(DESCRIPTION OF THE TASK): Find the lines holding the string "Full" in the data, then copy all of them.

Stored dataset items
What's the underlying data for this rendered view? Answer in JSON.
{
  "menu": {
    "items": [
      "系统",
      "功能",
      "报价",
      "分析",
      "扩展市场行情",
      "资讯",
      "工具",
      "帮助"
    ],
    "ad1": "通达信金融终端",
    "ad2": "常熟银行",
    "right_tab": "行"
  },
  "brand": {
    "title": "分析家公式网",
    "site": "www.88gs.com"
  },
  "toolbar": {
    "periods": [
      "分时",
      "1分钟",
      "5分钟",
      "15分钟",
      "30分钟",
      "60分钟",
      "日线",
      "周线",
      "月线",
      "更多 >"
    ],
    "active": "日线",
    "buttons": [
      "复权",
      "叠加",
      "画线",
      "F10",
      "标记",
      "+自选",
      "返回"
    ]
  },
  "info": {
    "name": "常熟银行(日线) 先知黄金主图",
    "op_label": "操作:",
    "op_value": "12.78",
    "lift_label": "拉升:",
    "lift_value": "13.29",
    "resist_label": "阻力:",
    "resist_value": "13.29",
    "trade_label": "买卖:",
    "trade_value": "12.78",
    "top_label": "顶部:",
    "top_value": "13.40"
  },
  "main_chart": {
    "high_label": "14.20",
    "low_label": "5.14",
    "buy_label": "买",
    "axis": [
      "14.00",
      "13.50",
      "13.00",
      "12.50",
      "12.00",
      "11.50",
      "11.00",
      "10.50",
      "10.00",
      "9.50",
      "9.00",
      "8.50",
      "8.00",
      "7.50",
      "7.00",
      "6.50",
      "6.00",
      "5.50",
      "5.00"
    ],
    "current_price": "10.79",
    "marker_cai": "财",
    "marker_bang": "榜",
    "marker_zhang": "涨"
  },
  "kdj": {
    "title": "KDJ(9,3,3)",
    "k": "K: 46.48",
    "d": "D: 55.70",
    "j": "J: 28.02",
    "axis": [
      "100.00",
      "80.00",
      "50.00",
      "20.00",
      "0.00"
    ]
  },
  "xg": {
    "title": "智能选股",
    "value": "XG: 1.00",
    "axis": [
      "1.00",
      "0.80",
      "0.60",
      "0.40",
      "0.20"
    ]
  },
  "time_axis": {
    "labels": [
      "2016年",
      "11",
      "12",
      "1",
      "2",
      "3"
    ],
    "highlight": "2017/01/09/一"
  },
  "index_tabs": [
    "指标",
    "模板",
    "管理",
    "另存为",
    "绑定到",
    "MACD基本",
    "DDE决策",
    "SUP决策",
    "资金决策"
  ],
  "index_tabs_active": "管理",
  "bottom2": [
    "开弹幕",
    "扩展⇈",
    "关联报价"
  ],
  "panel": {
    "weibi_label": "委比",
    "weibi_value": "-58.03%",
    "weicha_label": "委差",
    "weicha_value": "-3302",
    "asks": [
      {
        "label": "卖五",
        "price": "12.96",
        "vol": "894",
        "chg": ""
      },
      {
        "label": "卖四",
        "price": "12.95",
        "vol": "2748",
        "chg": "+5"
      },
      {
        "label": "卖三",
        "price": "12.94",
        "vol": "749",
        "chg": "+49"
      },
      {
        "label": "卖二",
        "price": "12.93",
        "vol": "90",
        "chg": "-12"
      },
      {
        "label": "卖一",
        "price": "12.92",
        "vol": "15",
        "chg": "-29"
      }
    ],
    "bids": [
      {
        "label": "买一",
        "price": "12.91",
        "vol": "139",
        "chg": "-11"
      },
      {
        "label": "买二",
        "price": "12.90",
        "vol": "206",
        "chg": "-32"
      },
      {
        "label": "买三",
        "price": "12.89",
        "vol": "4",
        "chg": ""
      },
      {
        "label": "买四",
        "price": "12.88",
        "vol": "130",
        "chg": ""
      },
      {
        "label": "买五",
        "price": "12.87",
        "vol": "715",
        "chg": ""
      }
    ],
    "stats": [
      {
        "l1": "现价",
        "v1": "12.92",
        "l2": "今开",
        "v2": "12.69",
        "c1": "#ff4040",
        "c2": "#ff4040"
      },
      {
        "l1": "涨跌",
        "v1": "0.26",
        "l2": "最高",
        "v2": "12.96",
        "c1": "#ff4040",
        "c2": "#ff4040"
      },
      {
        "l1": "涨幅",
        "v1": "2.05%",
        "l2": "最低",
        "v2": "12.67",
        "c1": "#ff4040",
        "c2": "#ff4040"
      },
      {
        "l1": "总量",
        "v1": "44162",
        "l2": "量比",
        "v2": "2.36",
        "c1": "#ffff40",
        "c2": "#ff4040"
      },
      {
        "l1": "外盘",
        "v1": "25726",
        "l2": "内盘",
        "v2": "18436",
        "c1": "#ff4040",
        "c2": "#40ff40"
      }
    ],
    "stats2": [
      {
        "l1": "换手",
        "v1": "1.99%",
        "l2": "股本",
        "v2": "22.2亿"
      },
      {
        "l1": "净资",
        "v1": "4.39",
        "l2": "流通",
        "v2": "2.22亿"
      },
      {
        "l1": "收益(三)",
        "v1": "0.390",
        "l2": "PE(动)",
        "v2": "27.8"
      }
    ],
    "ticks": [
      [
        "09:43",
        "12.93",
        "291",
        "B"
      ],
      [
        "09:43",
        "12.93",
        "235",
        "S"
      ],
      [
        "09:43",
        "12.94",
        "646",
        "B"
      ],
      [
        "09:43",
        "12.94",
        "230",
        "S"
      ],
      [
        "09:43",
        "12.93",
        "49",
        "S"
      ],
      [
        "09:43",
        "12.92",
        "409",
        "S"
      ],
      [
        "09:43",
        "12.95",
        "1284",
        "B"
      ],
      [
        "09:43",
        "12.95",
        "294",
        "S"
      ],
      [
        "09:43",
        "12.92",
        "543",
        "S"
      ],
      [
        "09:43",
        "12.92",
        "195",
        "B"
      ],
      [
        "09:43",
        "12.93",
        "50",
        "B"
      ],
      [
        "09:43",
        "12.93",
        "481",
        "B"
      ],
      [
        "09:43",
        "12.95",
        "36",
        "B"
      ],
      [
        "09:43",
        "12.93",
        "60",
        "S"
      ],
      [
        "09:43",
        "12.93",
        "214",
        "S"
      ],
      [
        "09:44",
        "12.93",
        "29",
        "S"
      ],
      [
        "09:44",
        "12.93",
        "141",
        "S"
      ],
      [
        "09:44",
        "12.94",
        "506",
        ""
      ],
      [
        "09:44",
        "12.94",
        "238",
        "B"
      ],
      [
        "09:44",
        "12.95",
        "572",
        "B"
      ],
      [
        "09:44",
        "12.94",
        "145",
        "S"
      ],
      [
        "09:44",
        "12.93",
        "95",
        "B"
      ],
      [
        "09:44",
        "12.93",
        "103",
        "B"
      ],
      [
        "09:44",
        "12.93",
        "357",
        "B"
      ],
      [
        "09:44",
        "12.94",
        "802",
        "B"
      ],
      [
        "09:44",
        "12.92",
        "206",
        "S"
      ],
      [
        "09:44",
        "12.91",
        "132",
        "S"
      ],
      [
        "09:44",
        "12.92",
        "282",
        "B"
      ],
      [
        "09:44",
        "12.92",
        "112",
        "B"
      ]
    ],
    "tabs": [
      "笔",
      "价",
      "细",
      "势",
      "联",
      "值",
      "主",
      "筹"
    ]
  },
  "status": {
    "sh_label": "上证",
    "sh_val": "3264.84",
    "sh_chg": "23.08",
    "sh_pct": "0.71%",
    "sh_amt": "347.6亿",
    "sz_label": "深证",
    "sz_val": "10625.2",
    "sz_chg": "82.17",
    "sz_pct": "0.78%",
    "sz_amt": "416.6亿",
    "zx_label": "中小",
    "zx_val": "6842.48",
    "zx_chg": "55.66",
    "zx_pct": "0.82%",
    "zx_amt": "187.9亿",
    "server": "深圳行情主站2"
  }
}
==
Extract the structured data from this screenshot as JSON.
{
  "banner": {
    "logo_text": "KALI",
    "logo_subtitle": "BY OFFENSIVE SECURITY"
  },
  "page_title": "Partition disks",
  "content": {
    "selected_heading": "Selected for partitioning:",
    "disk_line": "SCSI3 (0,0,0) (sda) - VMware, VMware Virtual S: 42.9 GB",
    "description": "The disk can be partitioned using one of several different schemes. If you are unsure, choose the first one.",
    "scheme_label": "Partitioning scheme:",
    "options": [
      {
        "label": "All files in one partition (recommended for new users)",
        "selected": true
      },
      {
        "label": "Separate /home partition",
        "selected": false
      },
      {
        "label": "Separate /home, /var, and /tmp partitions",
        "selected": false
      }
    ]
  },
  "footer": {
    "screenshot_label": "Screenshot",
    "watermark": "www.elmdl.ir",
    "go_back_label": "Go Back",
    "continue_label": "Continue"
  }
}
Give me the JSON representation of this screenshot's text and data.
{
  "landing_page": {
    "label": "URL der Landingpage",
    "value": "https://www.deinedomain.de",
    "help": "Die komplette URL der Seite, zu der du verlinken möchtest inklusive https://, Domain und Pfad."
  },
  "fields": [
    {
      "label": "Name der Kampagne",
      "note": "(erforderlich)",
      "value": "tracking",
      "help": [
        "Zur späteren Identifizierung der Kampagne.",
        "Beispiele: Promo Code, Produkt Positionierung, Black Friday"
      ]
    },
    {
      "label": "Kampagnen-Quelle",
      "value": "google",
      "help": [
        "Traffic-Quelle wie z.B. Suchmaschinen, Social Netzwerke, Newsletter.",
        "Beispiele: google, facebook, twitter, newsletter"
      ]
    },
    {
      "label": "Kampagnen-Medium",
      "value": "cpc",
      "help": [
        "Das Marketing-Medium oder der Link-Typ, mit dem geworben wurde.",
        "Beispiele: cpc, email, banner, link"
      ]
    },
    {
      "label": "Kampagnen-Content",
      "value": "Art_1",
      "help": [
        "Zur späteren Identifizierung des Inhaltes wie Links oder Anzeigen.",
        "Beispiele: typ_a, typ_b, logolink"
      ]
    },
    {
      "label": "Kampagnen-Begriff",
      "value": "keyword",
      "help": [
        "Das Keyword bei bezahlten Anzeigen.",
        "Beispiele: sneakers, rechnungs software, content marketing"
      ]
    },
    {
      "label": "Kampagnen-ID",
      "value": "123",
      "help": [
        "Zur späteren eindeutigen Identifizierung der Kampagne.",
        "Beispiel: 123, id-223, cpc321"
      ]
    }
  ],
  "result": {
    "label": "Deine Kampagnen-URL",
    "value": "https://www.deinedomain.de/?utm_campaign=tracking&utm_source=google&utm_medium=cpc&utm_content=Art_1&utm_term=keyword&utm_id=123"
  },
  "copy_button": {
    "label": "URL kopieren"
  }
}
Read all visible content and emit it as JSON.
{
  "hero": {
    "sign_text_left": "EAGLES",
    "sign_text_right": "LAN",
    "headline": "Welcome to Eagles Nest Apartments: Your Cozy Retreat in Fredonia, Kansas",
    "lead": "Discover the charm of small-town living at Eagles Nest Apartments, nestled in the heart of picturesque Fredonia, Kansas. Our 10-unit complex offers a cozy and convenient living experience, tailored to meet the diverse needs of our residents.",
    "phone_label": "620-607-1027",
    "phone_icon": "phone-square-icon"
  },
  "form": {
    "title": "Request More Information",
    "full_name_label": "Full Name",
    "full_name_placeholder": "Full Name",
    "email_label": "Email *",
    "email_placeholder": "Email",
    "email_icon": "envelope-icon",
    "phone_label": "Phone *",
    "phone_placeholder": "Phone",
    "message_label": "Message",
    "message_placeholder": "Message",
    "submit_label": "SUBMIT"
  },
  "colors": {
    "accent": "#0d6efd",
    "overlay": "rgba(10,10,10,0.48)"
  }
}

(EXERCISE SOLUTION):
    "full_name_label": "Full Name",
    "full_name_placeholder": "Full Name",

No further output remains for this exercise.